**GIVEN INFORMATION**
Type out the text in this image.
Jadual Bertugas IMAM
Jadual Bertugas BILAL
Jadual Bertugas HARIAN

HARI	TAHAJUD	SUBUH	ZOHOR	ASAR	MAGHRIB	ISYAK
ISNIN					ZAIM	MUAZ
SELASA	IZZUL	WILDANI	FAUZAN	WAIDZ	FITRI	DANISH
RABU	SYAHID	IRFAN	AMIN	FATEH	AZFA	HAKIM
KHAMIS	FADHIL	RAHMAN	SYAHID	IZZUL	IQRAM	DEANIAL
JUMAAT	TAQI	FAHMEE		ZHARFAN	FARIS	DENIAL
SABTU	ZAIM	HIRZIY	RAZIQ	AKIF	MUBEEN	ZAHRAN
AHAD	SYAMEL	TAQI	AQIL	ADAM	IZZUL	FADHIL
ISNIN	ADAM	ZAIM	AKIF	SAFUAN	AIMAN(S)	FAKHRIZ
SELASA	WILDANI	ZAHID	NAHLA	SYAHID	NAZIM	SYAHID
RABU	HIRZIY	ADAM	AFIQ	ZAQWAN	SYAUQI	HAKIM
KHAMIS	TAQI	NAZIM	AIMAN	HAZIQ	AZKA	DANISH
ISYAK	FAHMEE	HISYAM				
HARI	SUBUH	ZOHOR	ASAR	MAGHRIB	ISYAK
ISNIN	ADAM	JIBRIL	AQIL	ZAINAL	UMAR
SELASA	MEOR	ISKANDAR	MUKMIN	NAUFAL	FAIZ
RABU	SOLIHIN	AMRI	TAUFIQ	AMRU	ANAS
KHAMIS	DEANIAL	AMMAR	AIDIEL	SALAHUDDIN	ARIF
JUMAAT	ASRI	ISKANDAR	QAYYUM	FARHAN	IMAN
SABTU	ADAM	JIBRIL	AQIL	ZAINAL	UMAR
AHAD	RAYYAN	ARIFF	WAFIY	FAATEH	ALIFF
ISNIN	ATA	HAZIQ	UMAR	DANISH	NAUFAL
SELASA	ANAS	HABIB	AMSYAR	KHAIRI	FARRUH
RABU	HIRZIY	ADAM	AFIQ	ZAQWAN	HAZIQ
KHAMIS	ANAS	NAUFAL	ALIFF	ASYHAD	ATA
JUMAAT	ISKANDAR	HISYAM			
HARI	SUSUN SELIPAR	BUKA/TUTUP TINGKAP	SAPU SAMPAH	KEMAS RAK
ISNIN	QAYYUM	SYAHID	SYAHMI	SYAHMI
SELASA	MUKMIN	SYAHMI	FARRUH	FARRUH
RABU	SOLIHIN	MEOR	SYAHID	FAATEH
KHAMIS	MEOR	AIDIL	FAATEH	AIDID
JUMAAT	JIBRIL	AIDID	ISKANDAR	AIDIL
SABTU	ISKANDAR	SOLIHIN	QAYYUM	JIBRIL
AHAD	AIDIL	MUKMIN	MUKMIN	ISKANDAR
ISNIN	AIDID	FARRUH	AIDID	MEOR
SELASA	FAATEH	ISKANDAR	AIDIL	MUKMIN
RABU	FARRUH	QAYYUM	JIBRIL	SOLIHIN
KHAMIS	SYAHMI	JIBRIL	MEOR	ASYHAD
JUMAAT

**WHAT IS BEING ASKED**
Using the listing above, please repeat every entry exactly.

**OUTPUT FOR THIS TASK**
Type out the text in this image.
Jadual Bertugas IMAM
Jadual Bertugas BILAL
Jadual Bertugas HARIAN

HARI	TAHAJUD	SUBUH	ZOHOR	ASAR	MAGHRIB	ISYAK
ISNIN					ZAIM	MUAZ
SELASA	IZZUL	WILDANI	FAUZAN	WAIDZ	FITRI	DANISH
RABU	SYAHID	IRFAN	AMIN	FATEH	AZFA	HAKIM
KHAMIS	FADHIL	RAHMAN	SYAHID	IZZUL	IQRAM	DEANIAL
JUMAAT	TAQI	FAHMEE		ZHARFAN	FARIS	DENIAL
SABTU	ZAIM	HIRZIY	RAZIQ	AKIF	MUBEEN	ZAHRAN
AHAD	SYAMEL	TAQI	AQIL	ADAM	IZZUL	FADHIL
ISNIN	ADAM	ZAIM	AKIF	SAFUAN	AIMAN(S)	FAKHRIZ
SELASA	WILDANI	ZAHID	NAHLA	SYAHID	NAZIM	SYAHID
RABU	HIRZIY	ADAM	AFIQ	ZAQWAN	SYAUQI	HAKIM
KHAMIS	TAQI	NAZIM	AIMAN	HAZIQ	AZKA	DANISH
ISYAK	FAHMEE	HISYAM				
HARI	SUBUH	ZOHOR	ASAR	MAGHRIB	ISYAK
ISNIN	ADAM	JIBRIL	AQIL	ZAINAL	UMAR
SELASA	MEOR	ISKANDAR	MUKMIN	NAUFAL	FAIZ
RABU	SOLIHIN	AMRI	TAUFIQ	AMRU	ANAS
KHAMIS	DEANIAL	AMMAR	AIDIEL	SALAHUDDIN	ARIF
JUMAAT	ASRI	ISKANDAR	QAYYUM	FARHAN	IMAN
SABTU	ADAM	JIBRIL	AQIL	ZAINAL	UMAR
AHAD	RAYYAN	ARIFF	WAFIY	FAATEH	ALIFF
ISNIN	ATA	HAZIQ	UMAR	DANISH	NAUFAL
SELASA	ANAS	HABIB	AMSYAR	KHAIRI	FARRUH
RABU	HIRZIY	ADAM	AFIQ	ZAQWAN	HAZIQ
KHAMIS	ANAS	NAUFAL	ALIFF	ASYHAD	ATA
JUMAAT	ISKANDAR	HISYAM			
HARI	SUSUN SELIPAR	BUKA/TUTUP TINGKAP	SAPU SAMPAH	KEMAS RAK
ISNIN	QAYYUM	SYAHID	SYAHMI	SYAHMI
SELASA	MUKMIN	SYAHMI	FARRUH	FARRUH
RABU	SOLIHIN	MEOR	SYAHID	FAATEH
KHAMIS	MEOR	AIDIL	FAATEH	AIDID
JUMAAT	JIBRIL	AIDID	ISKANDAR	AIDIL
SABTU	ISKANDAR	SOLIHIN	QAYYUM	JIBRIL
AHAD	AIDIL	MUKMIN	MUKMIN	ISKANDAR
ISNIN	AIDID	FARRUH	AIDID	MEOR
SELASA	FAATEH	ISKANDAR	AIDIL	MUKMIN
RABU	FARRUH	QAYYUM	JIBRIL	SOLIHIN
KHAMIS	SYAHMI	JIBRIL	MEOR	ASYHAD
JUMAAT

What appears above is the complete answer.